* Set task: Note how many lines include the word "EASY", and give that number by itself.

┄┄┄┄┄┄

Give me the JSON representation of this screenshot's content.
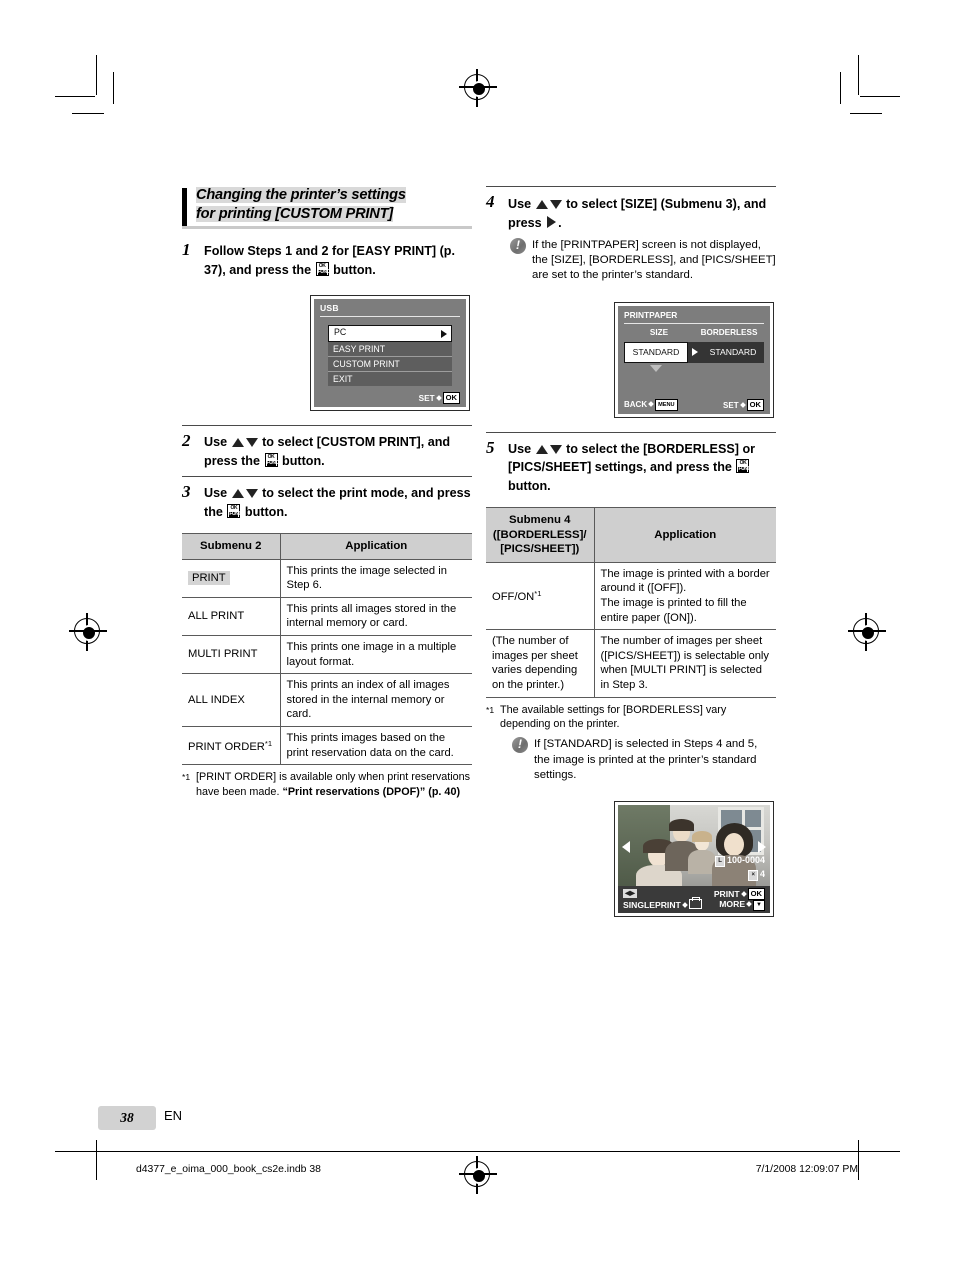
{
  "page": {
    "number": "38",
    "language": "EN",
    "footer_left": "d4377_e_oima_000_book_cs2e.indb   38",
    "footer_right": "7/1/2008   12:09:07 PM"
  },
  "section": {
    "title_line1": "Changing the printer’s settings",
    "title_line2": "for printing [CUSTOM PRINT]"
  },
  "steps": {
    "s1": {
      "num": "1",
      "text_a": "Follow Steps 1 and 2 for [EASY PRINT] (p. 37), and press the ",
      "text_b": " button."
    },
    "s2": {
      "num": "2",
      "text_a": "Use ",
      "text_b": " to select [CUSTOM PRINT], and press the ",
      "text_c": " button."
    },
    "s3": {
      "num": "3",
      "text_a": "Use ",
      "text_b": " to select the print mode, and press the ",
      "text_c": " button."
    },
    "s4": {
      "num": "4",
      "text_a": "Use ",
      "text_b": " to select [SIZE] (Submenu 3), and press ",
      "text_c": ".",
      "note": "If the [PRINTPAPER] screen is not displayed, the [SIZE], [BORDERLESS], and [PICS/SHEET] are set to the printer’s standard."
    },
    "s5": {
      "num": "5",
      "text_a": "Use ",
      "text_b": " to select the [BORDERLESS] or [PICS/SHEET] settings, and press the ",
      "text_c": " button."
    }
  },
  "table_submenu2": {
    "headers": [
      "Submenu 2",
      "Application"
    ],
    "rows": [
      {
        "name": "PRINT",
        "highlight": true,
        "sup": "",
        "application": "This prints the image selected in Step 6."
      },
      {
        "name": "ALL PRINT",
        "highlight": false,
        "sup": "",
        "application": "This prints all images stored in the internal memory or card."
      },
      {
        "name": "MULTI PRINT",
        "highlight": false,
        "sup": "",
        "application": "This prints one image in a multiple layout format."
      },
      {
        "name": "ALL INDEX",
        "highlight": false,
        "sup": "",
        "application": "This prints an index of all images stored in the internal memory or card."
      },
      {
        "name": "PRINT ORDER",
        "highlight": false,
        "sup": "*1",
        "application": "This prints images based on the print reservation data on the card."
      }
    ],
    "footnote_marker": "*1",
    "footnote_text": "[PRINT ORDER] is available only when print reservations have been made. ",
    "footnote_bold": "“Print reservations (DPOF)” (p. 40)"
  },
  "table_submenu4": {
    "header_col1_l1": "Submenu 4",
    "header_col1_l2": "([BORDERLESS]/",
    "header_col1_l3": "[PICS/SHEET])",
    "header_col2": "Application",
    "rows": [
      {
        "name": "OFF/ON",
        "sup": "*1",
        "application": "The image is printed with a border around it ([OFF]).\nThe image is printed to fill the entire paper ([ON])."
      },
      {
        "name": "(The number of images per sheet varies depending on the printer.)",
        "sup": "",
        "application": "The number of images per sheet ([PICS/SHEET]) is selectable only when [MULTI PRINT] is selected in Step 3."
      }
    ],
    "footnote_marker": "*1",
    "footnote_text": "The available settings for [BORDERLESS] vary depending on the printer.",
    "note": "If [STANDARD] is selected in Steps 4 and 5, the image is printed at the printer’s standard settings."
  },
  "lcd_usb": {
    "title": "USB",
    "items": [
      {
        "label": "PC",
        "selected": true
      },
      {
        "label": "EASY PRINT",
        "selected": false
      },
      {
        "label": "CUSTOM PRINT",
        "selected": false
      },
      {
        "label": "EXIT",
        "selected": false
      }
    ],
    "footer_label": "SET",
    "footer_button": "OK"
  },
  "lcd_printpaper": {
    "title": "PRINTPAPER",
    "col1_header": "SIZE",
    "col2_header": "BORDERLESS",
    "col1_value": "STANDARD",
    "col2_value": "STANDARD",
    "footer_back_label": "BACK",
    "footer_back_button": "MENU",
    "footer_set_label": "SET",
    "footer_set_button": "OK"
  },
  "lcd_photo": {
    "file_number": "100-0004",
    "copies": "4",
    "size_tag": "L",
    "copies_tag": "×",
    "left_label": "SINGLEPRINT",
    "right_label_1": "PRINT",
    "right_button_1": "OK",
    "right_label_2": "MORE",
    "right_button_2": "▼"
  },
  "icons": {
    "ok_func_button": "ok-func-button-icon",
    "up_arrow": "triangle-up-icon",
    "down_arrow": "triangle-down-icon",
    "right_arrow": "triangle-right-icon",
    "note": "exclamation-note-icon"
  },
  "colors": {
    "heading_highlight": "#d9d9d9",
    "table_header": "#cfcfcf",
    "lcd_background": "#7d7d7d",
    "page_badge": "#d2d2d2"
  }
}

┄┄┄┄┄┄

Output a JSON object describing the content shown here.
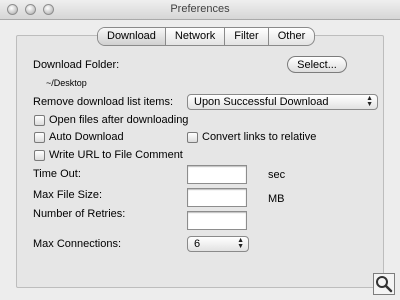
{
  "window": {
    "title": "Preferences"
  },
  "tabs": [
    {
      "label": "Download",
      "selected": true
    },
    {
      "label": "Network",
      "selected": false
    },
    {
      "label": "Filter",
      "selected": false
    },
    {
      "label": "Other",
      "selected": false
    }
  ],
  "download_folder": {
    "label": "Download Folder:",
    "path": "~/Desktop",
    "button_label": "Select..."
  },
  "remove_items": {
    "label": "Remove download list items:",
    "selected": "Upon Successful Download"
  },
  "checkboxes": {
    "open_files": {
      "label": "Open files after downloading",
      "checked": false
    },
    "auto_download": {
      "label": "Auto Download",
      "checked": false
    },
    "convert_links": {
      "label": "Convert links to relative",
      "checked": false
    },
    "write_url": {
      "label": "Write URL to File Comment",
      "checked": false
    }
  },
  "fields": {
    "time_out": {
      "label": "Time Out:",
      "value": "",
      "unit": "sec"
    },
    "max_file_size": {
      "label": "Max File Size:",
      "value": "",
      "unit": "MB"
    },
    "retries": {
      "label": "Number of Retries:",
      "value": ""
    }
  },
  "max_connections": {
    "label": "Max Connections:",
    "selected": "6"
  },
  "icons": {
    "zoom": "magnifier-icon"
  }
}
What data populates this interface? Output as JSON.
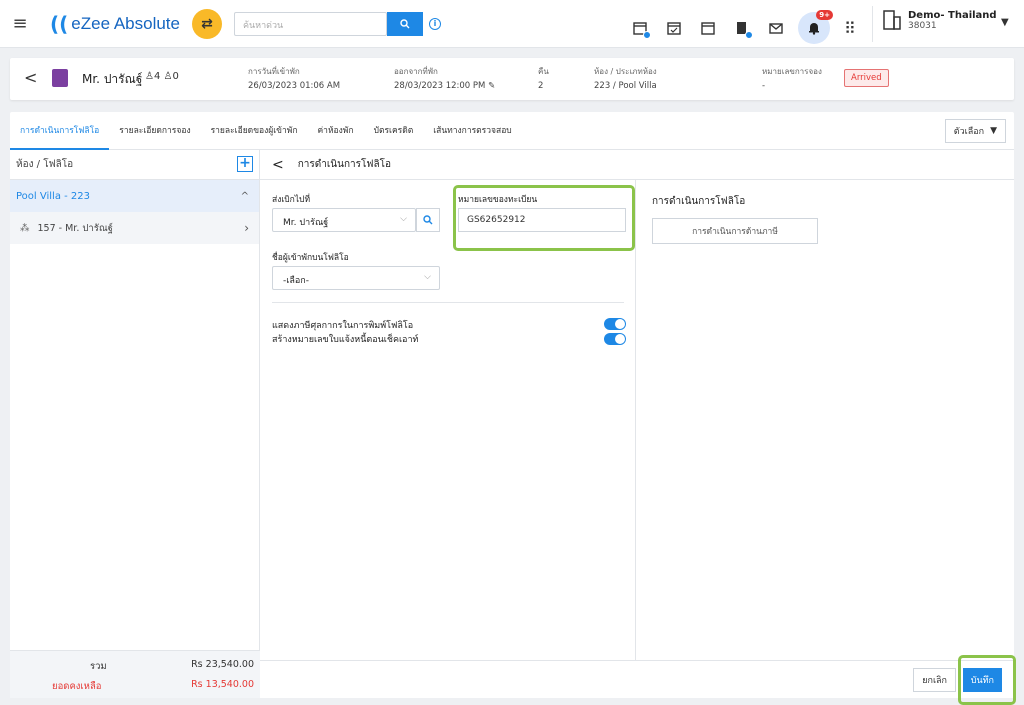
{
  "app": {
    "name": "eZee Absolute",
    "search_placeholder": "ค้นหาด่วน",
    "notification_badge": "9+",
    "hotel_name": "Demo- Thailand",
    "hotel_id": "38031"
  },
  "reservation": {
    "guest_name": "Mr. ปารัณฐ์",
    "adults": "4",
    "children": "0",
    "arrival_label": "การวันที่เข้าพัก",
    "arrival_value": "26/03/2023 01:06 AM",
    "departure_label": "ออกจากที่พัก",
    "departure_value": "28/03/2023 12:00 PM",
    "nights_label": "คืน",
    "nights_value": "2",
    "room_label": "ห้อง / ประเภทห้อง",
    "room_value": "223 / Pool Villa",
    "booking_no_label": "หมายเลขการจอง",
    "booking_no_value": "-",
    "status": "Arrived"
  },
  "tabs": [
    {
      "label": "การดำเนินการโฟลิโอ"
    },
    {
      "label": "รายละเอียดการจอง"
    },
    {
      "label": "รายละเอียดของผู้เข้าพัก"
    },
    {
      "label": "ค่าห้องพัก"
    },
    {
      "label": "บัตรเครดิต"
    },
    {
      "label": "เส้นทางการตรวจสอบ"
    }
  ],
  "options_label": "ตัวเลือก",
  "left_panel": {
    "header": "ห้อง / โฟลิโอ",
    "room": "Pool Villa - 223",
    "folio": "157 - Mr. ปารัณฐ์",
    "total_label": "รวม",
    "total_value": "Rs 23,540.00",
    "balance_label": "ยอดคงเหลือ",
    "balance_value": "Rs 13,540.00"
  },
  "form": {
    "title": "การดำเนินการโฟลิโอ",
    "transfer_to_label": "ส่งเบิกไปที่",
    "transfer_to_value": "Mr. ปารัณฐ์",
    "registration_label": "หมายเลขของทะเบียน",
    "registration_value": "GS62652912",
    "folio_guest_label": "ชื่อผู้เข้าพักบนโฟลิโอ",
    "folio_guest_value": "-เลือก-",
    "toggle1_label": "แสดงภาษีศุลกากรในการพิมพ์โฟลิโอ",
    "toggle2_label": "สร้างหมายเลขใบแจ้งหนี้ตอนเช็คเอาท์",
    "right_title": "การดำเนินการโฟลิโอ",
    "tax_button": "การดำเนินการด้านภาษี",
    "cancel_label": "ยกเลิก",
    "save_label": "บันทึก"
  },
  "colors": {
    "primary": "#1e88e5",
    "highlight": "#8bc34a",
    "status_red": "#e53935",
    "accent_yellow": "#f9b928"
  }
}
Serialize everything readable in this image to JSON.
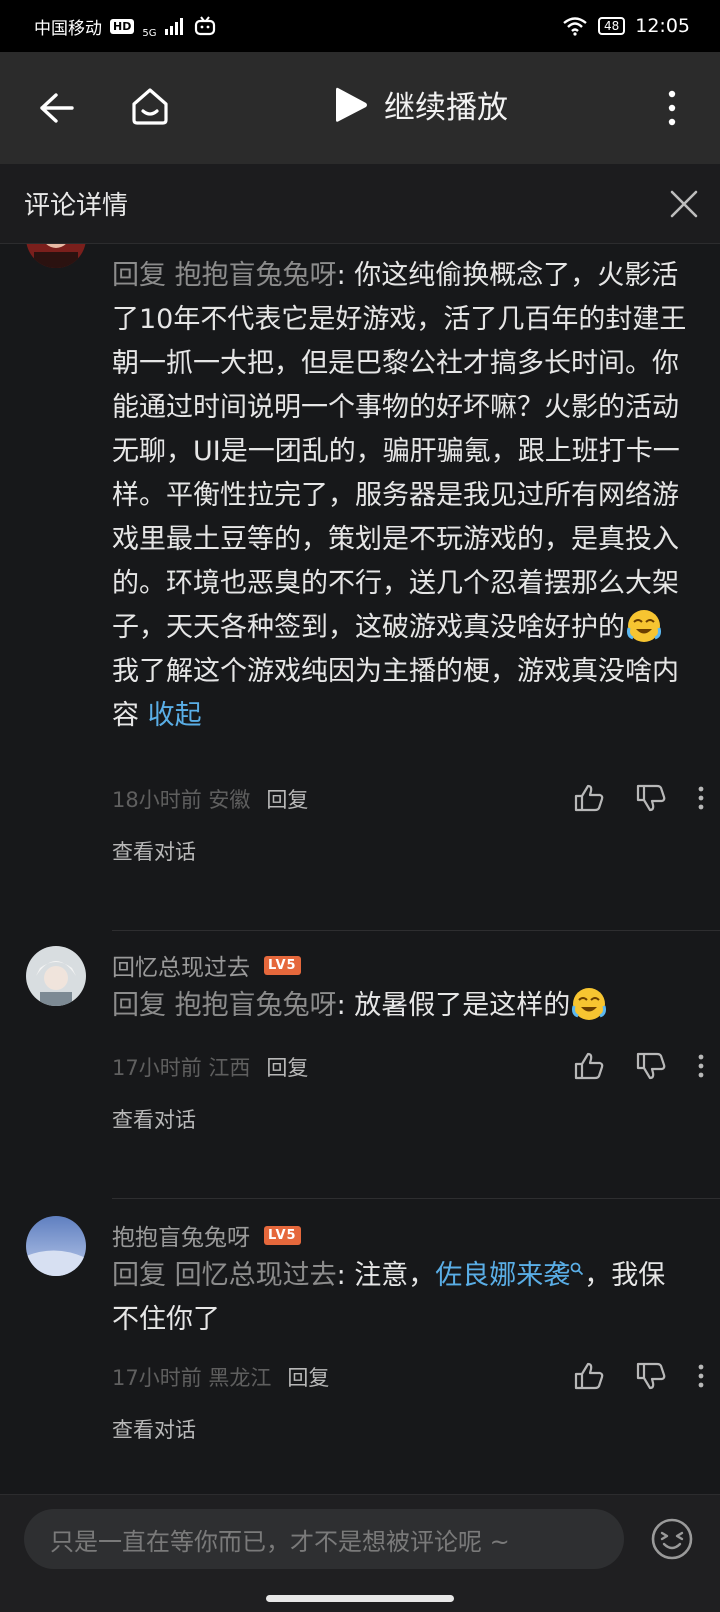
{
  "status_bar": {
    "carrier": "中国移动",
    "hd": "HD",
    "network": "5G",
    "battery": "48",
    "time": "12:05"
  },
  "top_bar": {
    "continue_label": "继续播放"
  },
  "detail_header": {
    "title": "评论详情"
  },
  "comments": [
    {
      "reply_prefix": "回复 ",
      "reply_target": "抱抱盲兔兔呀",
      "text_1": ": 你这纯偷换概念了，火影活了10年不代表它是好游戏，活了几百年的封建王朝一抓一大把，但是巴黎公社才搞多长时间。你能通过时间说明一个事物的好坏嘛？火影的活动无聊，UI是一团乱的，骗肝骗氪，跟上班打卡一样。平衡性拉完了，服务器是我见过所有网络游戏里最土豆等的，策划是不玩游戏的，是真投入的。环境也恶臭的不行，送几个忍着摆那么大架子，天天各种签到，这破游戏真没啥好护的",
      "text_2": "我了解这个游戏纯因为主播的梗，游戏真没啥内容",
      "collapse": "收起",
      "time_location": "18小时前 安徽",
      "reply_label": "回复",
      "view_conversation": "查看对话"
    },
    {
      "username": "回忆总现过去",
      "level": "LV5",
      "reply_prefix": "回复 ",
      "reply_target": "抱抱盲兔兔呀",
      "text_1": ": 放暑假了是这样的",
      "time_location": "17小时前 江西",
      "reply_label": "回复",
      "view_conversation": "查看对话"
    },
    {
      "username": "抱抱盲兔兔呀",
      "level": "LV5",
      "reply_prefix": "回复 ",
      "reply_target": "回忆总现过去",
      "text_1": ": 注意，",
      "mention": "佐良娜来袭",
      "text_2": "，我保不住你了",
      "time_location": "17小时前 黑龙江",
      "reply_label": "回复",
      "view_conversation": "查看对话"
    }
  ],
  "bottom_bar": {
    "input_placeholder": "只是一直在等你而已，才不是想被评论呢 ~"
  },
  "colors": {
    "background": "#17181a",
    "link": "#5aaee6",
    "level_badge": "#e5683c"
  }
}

┄┄┄┄┄┄

* Expected output: 2